**What to do**
Write out every entry precisely as given, leaving the pictures out.

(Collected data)

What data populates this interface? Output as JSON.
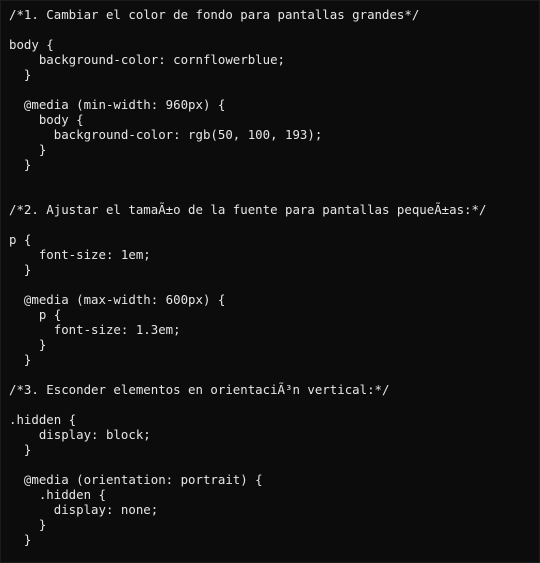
{
  "code": {
    "lines": [
      "/*1. Cambiar el color de fondo para pantallas grandes*/",
      "",
      "body {",
      "    background-color: cornflowerblue;",
      "  }",
      "",
      "  @media (min-width: 960px) {",
      "    body {",
      "      background-color: rgb(50, 100, 193);",
      "    }",
      "  }",
      "",
      "",
      "/*2. Ajustar el tamaÃ±o de la fuente para pantallas pequeÃ±as:*/",
      "",
      "p {",
      "    font-size: 1em;",
      "  }",
      "",
      "  @media (max-width: 600px) {",
      "    p {",
      "      font-size: 1.3em;",
      "    }",
      "  }",
      "",
      "/*3. Esconder elementos en orientaciÃ³n vertical:*/",
      "",
      ".hidden {",
      "    display: block;",
      "  }",
      "",
      "  @media (orientation: portrait) {",
      "    .hidden {",
      "      display: none;",
      "    }",
      "  }"
    ]
  }
}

**Answer for the task**
What data populates this interface? Output as JSON.
{
  "code": {
    "lines": [
      "/*1. Cambiar el color de fondo para pantallas grandes*/",
      "",
      "body {",
      "    background-color: cornflowerblue;",
      "  }",
      "",
      "  @media (min-width: 960px) {",
      "    body {",
      "      background-color: rgb(50, 100, 193);",
      "    }",
      "  }",
      "",
      "",
      "/*2. Ajustar el tamaÃ±o de la fuente para pantallas pequeÃ±as:*/",
      "",
      "p {",
      "    font-size: 1em;",
      "  }",
      "",
      "  @media (max-width: 600px) {",
      "    p {",
      "      font-size: 1.3em;",
      "    }",
      "  }",
      "",
      "/*3. Esconder elementos en orientaciÃ³n vertical:*/",
      "",
      ".hidden {",
      "    display: block;",
      "  }",
      "",
      "  @media (orientation: portrait) {",
      "    .hidden {",
      "      display: none;",
      "    }",
      "  }"
    ]
  }
}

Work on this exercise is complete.